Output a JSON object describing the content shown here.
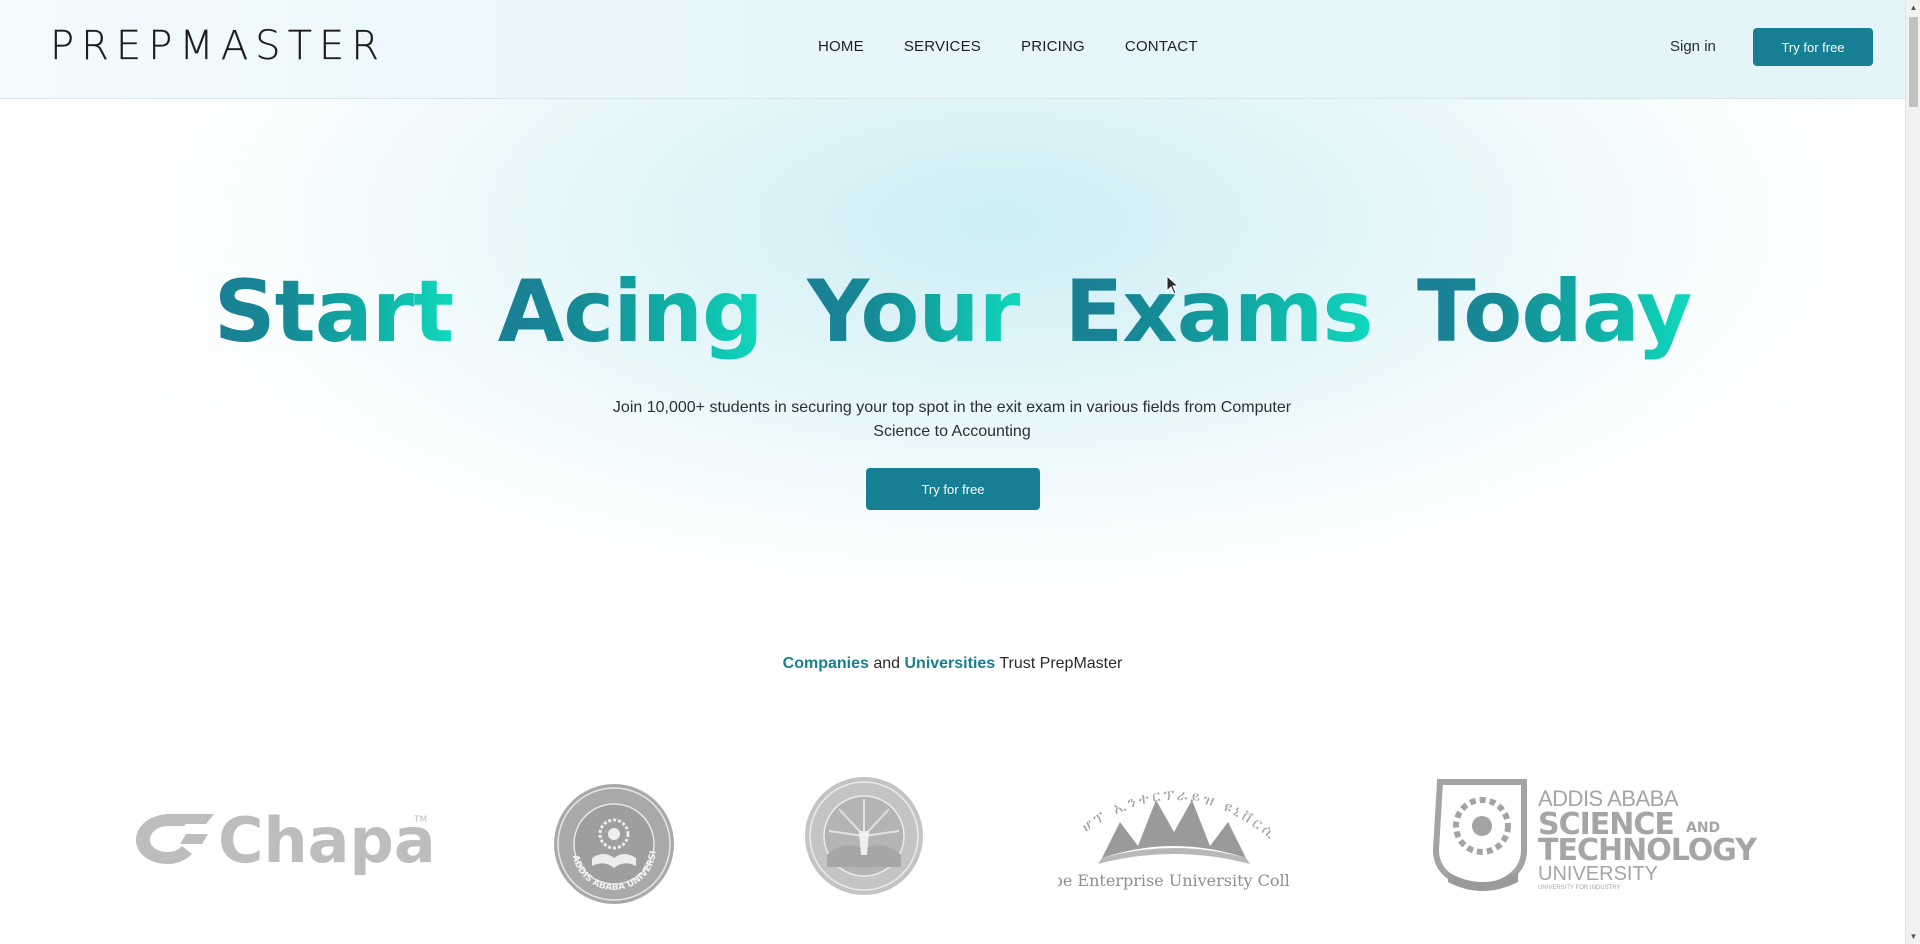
{
  "header": {
    "logo": "PREPMASTER",
    "nav": [
      "HOME",
      "SERVICES",
      "PRICING",
      "CONTACT"
    ],
    "sign_in": "Sign in",
    "cta": "Try for free"
  },
  "hero": {
    "title_words": [
      "Start",
      "Acing",
      "Your",
      "Exams",
      "Today"
    ],
    "subtitle": "Join 10,000+ students in securing your top spot in the exit exam in various fields from Computer Science to Accounting",
    "cta": "Try for free"
  },
  "trust": {
    "part1": "Companies",
    "part2": " and ",
    "part3": "Universities",
    "part4": " Trust PrepMaster"
  },
  "partners": {
    "chapa": "Chapa",
    "chapa_tm": "TM",
    "aau": "ADDIS ABABA UNIVERSITY",
    "hope": "Hope Enterprise University College",
    "astu_line1": "ADDIS ABABA",
    "astu_line2": "SCIENCE",
    "astu_and": "AND",
    "astu_line3": "TECHNOLOGY",
    "astu_line4": "UNIVERSITY",
    "astu_line5": "UNIVERSITY FOR INDUSTRY"
  },
  "colors": {
    "brand": "#177f93",
    "accent_end": "#10d9bd",
    "logo_gray": "#a9a9a9"
  }
}
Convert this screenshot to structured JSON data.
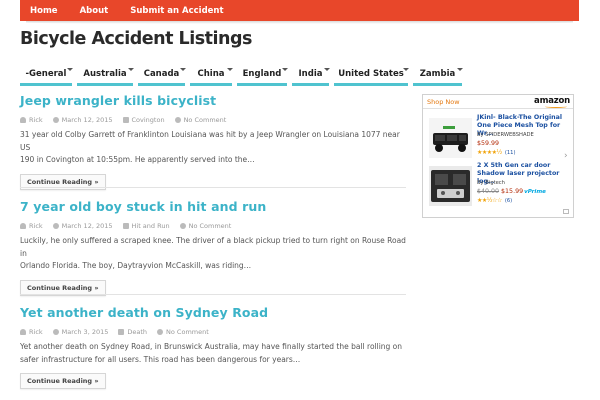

+++

* [Work to be completed]:
Out of the preceding entries, pull every line containing the string "ABABA".

* [Exercise response]:
    "aau": "ADDIS ABABA UNIVERSITY",
    "astu_line1": "ADDIS ABABA",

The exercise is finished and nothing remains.